(Rows from a figure dataset)
• • • • •

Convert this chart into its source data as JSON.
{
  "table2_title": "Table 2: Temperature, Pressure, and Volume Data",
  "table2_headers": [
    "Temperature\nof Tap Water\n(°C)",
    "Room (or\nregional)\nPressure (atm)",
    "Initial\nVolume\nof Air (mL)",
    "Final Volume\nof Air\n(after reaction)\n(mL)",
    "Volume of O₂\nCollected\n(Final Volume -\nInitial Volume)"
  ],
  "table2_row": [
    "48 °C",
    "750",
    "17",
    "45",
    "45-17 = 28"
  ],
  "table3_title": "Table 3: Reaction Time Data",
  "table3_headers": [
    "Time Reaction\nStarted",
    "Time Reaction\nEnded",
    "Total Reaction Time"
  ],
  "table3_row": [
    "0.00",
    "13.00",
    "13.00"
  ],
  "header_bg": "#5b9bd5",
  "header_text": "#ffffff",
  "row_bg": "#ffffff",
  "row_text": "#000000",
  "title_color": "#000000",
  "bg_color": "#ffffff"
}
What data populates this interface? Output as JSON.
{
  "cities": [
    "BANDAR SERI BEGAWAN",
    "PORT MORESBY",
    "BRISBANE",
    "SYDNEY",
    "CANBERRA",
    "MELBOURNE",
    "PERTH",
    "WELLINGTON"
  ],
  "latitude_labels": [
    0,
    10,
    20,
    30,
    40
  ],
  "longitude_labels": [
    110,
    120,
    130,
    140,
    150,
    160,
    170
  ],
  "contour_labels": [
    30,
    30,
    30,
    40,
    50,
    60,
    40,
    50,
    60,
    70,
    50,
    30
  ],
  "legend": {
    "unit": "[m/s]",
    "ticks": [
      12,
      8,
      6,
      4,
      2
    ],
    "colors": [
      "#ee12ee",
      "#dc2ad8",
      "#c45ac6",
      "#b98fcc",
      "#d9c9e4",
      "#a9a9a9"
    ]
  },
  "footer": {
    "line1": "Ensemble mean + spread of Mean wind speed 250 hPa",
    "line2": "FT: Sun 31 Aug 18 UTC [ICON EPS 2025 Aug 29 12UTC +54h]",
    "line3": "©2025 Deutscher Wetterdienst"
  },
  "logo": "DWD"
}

• • • • •

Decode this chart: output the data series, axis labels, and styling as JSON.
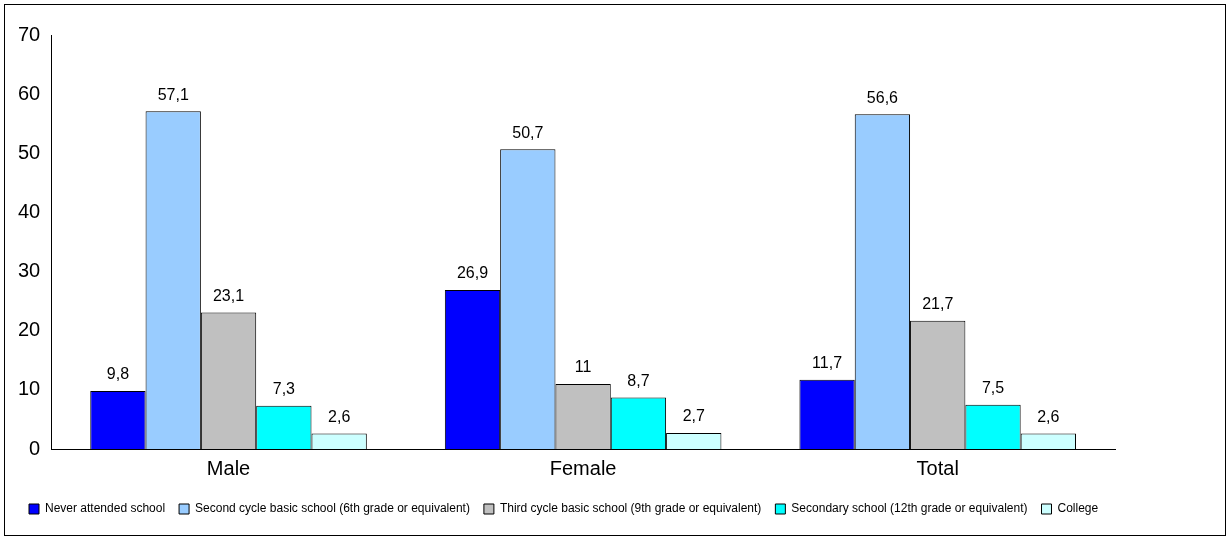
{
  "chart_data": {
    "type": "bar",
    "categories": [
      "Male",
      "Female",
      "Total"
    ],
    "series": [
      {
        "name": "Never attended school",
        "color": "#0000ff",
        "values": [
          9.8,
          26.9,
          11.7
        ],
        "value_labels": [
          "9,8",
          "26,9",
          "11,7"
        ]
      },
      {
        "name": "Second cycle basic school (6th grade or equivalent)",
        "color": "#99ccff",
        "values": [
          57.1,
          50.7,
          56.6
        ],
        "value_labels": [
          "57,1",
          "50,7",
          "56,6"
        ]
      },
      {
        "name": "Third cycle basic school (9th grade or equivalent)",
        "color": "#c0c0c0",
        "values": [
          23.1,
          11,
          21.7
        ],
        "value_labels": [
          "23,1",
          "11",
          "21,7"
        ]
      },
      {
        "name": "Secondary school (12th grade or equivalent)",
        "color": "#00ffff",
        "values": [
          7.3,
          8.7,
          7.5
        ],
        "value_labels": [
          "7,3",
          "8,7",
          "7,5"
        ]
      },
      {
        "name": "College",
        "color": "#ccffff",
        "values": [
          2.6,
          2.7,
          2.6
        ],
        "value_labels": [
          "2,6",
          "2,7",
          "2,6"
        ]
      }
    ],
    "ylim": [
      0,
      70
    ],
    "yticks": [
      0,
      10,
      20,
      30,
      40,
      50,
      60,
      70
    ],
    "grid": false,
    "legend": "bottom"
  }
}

• • • • •

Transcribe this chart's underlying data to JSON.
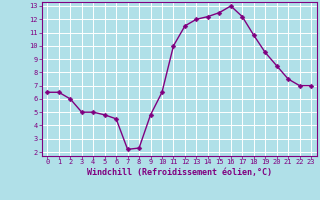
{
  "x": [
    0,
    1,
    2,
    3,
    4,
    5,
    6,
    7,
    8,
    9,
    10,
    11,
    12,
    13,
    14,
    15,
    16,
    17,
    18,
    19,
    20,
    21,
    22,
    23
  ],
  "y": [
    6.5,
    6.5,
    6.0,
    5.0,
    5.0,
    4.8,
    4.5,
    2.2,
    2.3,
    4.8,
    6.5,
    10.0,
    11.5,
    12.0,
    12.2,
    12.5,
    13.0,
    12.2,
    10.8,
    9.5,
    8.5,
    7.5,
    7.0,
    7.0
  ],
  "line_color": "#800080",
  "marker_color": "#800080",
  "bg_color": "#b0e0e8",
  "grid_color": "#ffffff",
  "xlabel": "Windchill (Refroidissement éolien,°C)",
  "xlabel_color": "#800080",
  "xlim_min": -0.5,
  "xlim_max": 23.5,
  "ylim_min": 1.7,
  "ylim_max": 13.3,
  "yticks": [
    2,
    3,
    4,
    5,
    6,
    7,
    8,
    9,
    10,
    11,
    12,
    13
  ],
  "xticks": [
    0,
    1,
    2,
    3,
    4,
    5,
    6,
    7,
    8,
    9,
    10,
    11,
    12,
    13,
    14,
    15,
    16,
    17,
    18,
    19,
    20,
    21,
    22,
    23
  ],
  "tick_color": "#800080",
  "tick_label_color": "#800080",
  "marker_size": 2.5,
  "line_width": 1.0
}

• • • • •

Your answer should be only a number: how many lines of the data above contain the string "ffffff"?

4